SUPPLIED MATERIAL –
------

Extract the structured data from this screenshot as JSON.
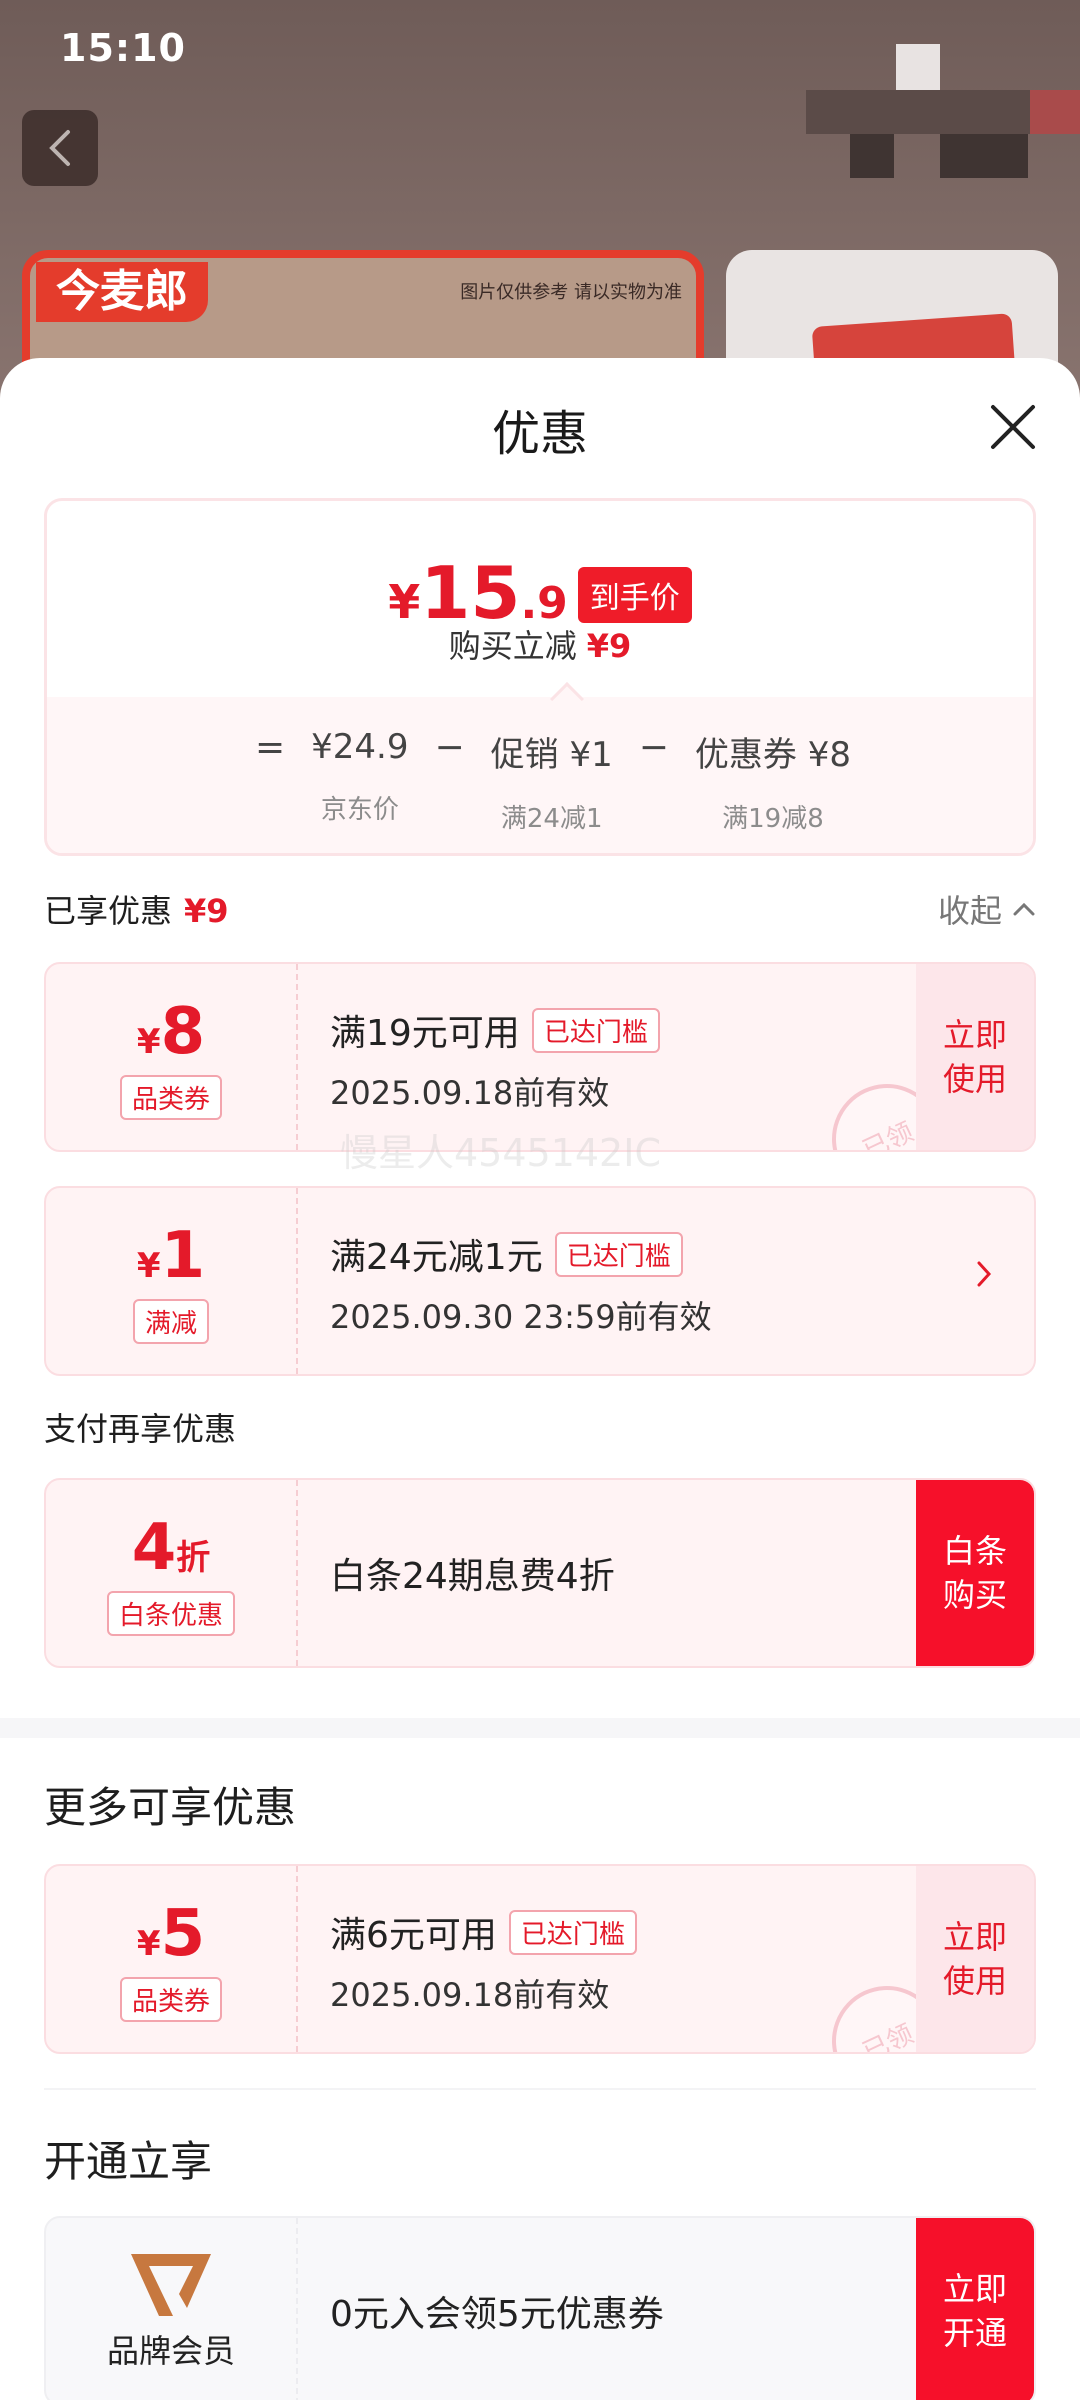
{
  "status_bar": {
    "time": "15:10"
  },
  "background": {
    "product_brand": "今麦郎",
    "product_note": "图片仅供参考 请以实物为准"
  },
  "sheet": {
    "title": "优惠",
    "summary": {
      "yen": "¥",
      "price_int": "15",
      "price_dec": ".9",
      "hand_tag": "到手价",
      "save_label": "购买立减",
      "save_value": "¥9",
      "formula": {
        "eq": "=",
        "base_value": "¥24.9",
        "base_label": "京东价",
        "op1": "−",
        "promo_value": "促销 ¥1",
        "promo_label": "满24减1",
        "op2": "−",
        "coupon_value": "优惠券 ¥8",
        "coupon_label": "满19减8"
      }
    },
    "enjoyed": {
      "title": "已享优惠",
      "value": "¥9",
      "collapse_label": "收起"
    },
    "watermark": "慢星人4545142IC",
    "coupons_enjoyed": [
      {
        "sym": "¥",
        "num": "8",
        "tag": "品类券",
        "line1": "满19元可用",
        "badge": "已达门槛",
        "line2": "2025.09.18前有效",
        "action": "立即使用",
        "stamp": "已领"
      },
      {
        "sym": "¥",
        "num": "1",
        "tag": "满减",
        "line1": "满24元减1元",
        "badge": "已达门槛",
        "line2": "2025.09.30 23:59前有效"
      }
    ],
    "pay_section": {
      "title": "支付再享优惠",
      "num": "4",
      "unit": "折",
      "tag": "白条优惠",
      "desc": "白条24期息费4折",
      "action": "白条购买"
    },
    "more": {
      "title": "更多可享优惠",
      "coupon": {
        "sym": "¥",
        "num": "5",
        "tag": "品类券",
        "line1": "满6元可用",
        "badge": "已达门槛",
        "line2": "2025.09.18前有效",
        "action": "立即使用",
        "stamp": "已领"
      }
    },
    "open": {
      "title": "开通立享",
      "member_label": "品牌会员",
      "desc": "0元入会领5元优惠券",
      "action": "立即开通"
    }
  },
  "colors": {
    "accent": "#e41a2a",
    "action_red": "#f6102a",
    "coupon_bg": "#fff3f4"
  },
  "icons": {
    "back": "chevron-left-icon",
    "close": "close-icon",
    "collapse": "chevron-up-icon",
    "detail": "chevron-right-icon"
  }
}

------

Reproduce every entry word for word, but omit the pictures.

EXERCISE ANSWER –
Extract the structured data from this screenshot as JSON.
{
  "status_bar": {
    "time": "15:10"
  },
  "background": {
    "product_brand": "今麦郎",
    "product_note": "图片仅供参考 请以实物为准"
  },
  "sheet": {
    "title": "优惠",
    "summary": {
      "yen": "¥",
      "price_int": "15",
      "price_dec": ".9",
      "hand_tag": "到手价",
      "save_label": "购买立减",
      "save_value": "¥9",
      "formula": {
        "eq": "=",
        "base_value": "¥24.9",
        "base_label": "京东价",
        "op1": "−",
        "promo_value": "促销 ¥1",
        "promo_label": "满24减1",
        "op2": "−",
        "coupon_value": "优惠券 ¥8",
        "coupon_label": "满19减8"
      }
    },
    "enjoyed": {
      "title": "已享优惠",
      "value": "¥9",
      "collapse_label": "收起"
    },
    "watermark": "慢星人4545142IC",
    "coupons_enjoyed": [
      {
        "sym": "¥",
        "num": "8",
        "tag": "品类券",
        "line1": "满19元可用",
        "badge": "已达门槛",
        "line2": "2025.09.18前有效",
        "action": "立即使用",
        "stamp": "已领"
      },
      {
        "sym": "¥",
        "num": "1",
        "tag": "满减",
        "line1": "满24元减1元",
        "badge": "已达门槛",
        "line2": "2025.09.30 23:59前有效"
      }
    ],
    "pay_section": {
      "title": "支付再享优惠",
      "num": "4",
      "unit": "折",
      "tag": "白条优惠",
      "desc": "白条24期息费4折",
      "action": "白条购买"
    },
    "more": {
      "title": "更多可享优惠",
      "coupon": {
        "sym": "¥",
        "num": "5",
        "tag": "品类券",
        "line1": "满6元可用",
        "badge": "已达门槛",
        "line2": "2025.09.18前有效",
        "action": "立即使用",
        "stamp": "已领"
      }
    },
    "open": {
      "title": "开通立享",
      "member_label": "品牌会员",
      "desc": "0元入会领5元优惠券",
      "action": "立即开通"
    }
  },
  "colors": {
    "accent": "#e41a2a",
    "action_red": "#f6102a",
    "coupon_bg": "#fff3f4"
  },
  "icons": {
    "back": "chevron-left-icon",
    "close": "close-icon",
    "collapse": "chevron-up-icon",
    "detail": "chevron-right-icon"
  }
}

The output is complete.